*Problem to solve*: Tally all lines containing the word "ylabel". Give the number alone.

*Dataset records*:
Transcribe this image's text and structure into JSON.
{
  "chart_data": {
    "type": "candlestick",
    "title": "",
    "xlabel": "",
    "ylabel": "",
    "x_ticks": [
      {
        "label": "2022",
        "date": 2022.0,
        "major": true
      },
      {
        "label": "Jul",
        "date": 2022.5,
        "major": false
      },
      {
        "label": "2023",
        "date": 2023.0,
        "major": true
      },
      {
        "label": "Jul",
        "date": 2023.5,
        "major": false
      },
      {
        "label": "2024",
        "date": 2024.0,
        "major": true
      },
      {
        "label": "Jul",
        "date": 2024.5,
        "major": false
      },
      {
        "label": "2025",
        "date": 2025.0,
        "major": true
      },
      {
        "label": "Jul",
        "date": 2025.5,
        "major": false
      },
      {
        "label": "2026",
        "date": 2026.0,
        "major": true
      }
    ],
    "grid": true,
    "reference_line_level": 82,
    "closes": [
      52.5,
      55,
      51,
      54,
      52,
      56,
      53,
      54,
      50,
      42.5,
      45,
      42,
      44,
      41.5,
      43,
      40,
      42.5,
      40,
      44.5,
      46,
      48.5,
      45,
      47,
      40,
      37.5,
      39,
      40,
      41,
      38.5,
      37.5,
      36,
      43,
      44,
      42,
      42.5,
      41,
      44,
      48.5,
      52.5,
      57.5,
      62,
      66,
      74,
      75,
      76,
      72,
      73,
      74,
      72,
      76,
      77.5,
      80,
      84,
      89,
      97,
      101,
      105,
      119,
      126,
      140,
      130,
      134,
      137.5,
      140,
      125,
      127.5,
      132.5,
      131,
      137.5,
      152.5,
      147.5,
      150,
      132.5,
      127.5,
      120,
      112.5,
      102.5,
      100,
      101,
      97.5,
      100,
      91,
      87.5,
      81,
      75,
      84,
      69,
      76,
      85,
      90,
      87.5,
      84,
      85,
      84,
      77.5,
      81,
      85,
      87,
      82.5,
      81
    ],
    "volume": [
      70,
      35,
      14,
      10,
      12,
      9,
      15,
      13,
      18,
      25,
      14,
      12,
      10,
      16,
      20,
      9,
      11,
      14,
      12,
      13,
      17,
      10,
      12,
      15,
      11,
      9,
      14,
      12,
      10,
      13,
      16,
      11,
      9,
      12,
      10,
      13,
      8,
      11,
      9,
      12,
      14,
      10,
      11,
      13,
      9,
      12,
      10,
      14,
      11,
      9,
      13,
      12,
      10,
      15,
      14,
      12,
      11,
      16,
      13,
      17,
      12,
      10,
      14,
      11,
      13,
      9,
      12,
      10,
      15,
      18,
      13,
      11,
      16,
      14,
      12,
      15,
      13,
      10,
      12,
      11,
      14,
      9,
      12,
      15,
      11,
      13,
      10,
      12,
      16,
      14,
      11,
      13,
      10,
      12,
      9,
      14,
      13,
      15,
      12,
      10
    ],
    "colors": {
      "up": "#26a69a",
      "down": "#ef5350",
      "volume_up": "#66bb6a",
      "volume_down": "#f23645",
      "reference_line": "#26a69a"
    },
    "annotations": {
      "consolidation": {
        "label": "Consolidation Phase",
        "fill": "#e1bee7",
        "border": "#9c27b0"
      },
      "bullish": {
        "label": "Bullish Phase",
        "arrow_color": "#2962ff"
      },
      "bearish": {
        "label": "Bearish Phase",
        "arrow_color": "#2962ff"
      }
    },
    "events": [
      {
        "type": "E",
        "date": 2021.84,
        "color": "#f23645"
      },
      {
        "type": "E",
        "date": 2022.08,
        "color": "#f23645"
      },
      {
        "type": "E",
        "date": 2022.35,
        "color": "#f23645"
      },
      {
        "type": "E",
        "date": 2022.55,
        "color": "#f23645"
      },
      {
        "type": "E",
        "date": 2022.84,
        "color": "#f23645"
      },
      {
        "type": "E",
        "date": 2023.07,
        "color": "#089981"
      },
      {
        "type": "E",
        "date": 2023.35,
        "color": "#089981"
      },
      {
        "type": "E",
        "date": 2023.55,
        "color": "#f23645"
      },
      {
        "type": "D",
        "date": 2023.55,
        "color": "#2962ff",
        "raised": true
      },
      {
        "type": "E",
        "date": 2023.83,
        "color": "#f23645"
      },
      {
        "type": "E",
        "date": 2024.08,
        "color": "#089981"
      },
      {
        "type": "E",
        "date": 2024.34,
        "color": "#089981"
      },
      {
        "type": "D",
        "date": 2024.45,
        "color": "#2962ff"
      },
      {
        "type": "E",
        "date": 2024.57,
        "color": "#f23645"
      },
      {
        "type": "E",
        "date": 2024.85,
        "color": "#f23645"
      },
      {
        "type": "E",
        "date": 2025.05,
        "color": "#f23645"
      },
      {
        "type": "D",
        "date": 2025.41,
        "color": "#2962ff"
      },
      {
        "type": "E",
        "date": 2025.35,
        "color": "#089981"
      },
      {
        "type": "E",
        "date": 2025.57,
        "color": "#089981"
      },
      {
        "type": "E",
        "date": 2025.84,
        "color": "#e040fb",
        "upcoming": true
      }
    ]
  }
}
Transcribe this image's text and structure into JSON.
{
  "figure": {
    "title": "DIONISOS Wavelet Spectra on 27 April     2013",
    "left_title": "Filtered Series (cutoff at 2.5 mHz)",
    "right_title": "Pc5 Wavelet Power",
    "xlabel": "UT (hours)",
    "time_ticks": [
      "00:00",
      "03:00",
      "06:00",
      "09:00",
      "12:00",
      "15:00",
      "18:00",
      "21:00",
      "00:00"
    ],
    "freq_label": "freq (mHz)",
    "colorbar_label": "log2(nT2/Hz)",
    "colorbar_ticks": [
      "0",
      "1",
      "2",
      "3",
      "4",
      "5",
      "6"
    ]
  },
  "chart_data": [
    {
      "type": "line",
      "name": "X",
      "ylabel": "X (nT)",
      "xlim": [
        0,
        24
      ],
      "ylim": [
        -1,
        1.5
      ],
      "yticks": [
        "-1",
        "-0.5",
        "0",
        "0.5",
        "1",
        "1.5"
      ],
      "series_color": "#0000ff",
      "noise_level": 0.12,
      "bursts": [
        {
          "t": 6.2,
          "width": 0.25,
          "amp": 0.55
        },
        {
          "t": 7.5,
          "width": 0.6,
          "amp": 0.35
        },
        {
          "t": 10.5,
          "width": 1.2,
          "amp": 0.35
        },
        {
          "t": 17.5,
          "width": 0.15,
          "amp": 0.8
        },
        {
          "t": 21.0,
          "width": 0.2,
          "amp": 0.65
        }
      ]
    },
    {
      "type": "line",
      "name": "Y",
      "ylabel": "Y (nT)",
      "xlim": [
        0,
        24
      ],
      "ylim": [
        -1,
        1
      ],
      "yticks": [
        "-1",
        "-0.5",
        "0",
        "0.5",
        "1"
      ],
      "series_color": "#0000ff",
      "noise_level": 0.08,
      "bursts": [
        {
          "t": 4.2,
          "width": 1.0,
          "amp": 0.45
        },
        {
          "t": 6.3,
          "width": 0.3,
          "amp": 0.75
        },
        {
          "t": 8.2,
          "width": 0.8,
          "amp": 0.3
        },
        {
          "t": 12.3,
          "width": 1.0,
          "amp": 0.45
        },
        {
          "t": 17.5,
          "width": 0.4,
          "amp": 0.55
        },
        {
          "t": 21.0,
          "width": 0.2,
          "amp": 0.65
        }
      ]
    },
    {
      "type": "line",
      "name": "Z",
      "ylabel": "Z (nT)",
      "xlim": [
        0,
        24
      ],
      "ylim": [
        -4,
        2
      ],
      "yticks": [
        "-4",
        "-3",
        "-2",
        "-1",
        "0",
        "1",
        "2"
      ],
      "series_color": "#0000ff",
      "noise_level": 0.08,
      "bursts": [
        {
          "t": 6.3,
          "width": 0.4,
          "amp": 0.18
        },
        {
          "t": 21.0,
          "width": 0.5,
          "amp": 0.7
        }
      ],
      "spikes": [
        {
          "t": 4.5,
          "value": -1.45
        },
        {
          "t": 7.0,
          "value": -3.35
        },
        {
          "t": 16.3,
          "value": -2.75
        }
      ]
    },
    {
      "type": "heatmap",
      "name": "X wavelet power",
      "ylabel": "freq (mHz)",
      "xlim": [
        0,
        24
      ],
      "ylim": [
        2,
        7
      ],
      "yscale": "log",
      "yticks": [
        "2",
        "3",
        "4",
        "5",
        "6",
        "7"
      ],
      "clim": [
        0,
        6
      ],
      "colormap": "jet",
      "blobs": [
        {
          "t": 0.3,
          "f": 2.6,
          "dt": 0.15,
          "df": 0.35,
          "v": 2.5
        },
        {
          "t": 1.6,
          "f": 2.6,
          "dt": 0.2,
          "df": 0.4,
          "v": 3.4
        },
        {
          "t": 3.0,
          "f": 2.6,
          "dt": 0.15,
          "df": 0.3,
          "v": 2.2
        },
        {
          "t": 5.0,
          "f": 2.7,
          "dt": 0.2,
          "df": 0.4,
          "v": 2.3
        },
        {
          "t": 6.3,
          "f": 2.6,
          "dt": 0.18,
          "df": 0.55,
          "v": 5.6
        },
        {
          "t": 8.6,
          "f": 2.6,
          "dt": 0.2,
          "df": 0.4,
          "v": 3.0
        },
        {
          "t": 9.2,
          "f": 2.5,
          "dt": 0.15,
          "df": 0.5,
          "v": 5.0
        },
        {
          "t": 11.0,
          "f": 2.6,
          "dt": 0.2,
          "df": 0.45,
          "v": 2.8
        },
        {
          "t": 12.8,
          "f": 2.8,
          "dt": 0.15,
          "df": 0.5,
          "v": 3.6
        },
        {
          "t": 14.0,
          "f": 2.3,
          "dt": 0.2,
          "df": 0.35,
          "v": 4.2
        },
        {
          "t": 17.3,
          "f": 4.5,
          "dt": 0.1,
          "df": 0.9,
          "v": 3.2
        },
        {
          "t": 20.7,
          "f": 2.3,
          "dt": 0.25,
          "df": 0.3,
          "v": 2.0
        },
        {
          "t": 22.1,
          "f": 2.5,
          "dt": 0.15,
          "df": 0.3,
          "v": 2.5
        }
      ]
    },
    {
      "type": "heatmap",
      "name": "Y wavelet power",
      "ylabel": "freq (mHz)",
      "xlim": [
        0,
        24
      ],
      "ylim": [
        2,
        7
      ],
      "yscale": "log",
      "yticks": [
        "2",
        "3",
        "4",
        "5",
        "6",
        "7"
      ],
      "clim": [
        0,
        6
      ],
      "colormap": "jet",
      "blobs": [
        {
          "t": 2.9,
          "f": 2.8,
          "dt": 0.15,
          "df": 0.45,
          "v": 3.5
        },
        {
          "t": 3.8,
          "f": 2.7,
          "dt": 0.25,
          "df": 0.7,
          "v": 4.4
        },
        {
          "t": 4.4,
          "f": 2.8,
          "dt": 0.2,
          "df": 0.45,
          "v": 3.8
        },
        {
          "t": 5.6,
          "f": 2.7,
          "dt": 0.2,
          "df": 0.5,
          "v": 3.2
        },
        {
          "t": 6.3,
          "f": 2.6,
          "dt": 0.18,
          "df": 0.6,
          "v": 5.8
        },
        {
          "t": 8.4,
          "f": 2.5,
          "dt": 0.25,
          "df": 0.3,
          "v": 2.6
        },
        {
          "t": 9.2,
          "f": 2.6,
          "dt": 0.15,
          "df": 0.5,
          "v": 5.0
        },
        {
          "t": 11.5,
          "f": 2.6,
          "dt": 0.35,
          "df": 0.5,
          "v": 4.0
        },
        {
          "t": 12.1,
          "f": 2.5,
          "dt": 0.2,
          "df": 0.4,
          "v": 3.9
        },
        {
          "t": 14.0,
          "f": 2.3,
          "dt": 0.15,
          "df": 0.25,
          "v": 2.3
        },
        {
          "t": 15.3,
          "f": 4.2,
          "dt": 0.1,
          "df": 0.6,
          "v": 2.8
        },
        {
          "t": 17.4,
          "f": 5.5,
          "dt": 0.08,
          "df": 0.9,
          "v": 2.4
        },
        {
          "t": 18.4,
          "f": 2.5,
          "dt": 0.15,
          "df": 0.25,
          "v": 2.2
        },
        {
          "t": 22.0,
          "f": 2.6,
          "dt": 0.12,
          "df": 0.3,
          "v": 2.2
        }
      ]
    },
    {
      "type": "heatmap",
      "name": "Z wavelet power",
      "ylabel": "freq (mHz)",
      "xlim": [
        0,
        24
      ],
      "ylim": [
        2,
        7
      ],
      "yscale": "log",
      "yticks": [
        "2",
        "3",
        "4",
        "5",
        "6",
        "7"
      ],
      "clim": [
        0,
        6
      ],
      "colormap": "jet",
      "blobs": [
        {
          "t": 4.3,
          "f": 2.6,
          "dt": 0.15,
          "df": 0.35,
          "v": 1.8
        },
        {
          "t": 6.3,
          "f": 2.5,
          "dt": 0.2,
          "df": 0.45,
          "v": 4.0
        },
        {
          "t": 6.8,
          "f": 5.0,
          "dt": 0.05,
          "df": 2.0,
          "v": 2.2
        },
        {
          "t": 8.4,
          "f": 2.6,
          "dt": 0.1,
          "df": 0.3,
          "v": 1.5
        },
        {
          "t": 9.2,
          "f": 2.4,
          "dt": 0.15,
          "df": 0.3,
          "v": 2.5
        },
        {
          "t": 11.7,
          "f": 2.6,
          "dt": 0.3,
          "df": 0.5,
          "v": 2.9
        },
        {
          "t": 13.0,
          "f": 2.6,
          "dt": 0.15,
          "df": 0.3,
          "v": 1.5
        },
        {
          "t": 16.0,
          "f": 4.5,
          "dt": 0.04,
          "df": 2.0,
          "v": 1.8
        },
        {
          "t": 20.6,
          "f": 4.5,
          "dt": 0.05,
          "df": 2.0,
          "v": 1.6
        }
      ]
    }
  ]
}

*The response*: 7